• What is expected: List, from the lines below, each one with "Nikander" in it.

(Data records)
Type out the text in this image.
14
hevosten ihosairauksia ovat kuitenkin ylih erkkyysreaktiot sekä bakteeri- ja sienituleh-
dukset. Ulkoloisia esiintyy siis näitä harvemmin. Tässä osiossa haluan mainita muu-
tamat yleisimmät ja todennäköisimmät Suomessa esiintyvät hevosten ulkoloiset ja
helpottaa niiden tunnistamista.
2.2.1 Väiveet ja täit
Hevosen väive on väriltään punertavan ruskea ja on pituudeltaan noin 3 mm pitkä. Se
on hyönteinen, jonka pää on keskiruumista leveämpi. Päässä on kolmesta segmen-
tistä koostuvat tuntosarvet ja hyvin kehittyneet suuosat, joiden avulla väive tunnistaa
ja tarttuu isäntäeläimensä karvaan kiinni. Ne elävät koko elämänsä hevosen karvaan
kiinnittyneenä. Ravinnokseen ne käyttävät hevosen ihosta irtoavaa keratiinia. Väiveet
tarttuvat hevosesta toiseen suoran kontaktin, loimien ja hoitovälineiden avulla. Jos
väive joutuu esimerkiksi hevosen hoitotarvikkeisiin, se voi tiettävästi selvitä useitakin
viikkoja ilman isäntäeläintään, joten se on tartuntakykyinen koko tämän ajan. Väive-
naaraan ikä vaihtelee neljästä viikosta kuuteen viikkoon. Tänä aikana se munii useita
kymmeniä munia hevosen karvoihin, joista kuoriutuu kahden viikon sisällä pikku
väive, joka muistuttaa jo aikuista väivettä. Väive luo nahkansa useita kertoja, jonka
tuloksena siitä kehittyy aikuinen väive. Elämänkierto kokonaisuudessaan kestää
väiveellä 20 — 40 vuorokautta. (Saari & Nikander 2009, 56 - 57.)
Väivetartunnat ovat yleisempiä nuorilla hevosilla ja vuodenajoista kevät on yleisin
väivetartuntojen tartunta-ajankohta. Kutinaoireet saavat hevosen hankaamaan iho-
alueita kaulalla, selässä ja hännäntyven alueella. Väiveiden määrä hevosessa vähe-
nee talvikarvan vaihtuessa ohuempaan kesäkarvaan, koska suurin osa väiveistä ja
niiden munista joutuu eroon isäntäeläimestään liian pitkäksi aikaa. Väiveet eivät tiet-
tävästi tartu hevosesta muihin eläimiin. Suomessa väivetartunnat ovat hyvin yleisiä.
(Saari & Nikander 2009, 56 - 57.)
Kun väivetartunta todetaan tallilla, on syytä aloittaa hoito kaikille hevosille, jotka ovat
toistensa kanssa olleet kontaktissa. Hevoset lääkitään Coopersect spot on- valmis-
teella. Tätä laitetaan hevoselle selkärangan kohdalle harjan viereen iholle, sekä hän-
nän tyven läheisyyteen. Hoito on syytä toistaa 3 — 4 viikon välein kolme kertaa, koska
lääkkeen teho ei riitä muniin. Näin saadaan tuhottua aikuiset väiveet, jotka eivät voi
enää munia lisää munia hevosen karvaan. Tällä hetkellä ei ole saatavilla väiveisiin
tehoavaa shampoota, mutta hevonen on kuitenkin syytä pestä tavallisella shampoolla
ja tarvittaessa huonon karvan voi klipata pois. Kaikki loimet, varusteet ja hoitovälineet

• Full answer:
väiveellä 20 — 40 vuorokautta. (Saari & Nikander 2009, 56 - 57.)
(Saari & Nikander 2009, 56 - 57.)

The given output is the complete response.